**To do**. Check each line of the data below for the word "title", then extract the ones that have it.

[Dataset excerpts]
----------------

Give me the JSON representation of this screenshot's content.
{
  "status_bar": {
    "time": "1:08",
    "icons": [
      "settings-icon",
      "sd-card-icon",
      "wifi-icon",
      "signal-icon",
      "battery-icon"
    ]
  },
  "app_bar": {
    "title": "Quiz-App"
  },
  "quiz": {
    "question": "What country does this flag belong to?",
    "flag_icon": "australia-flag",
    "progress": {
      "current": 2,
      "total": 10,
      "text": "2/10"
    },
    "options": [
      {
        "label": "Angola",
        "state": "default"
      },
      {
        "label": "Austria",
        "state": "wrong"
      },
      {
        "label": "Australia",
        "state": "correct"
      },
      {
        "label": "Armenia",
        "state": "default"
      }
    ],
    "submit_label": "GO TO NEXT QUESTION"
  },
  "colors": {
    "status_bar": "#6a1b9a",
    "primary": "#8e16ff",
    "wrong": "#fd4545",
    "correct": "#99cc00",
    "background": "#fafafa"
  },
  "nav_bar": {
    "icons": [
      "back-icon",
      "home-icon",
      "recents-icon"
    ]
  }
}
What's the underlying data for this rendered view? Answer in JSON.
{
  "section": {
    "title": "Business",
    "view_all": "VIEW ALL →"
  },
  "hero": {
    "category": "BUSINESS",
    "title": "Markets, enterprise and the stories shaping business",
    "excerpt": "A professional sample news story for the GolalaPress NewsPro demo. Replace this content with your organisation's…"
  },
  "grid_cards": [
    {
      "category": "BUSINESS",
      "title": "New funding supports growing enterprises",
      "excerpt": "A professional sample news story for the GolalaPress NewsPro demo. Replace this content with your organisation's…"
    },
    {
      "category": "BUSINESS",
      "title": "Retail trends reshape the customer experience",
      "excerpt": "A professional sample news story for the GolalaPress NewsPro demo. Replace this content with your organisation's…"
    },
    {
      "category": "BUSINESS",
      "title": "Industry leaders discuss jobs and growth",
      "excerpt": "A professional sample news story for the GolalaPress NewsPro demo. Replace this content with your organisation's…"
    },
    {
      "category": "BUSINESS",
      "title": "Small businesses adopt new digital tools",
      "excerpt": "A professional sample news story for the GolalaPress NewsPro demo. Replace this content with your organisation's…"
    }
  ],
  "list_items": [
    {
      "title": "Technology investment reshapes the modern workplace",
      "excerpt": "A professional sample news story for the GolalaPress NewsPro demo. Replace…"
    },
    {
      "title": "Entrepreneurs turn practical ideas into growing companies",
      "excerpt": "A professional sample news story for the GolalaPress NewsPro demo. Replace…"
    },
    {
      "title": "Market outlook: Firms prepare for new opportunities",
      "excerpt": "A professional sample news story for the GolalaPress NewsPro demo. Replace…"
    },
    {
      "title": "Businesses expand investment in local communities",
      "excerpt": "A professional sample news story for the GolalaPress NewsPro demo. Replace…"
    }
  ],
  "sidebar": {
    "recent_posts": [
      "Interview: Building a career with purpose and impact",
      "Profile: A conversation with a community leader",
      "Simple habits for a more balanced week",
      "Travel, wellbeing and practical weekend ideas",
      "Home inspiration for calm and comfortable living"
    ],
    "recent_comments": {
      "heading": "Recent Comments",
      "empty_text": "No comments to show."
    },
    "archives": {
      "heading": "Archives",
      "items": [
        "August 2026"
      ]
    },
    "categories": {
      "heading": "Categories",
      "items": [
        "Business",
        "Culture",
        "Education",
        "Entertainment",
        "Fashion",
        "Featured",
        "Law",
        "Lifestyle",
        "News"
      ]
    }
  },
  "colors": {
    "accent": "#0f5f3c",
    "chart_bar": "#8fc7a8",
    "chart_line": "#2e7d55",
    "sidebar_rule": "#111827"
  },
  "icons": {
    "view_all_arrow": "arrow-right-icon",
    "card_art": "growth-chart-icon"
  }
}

----------------

**Task response**.
    "title": "Quiz-App"
    "title": "Business",
    "title": "Markets, enterprise and the stories shaping business",
      "title": "New funding supports growing enterprises",
      "title": "Retail trends reshape the customer experience",
      "title": "Industry leaders discuss jobs and growth",
      "title": "Small businesses adopt new digital tools",
      "title": "Technology investment reshapes the modern workplace",
      "title": "Entrepreneurs turn practical ideas into growing companies",
      "title": "Market outlook: Firms prepare for new opportunities",
      "title": "Businesses expand investment in local communities",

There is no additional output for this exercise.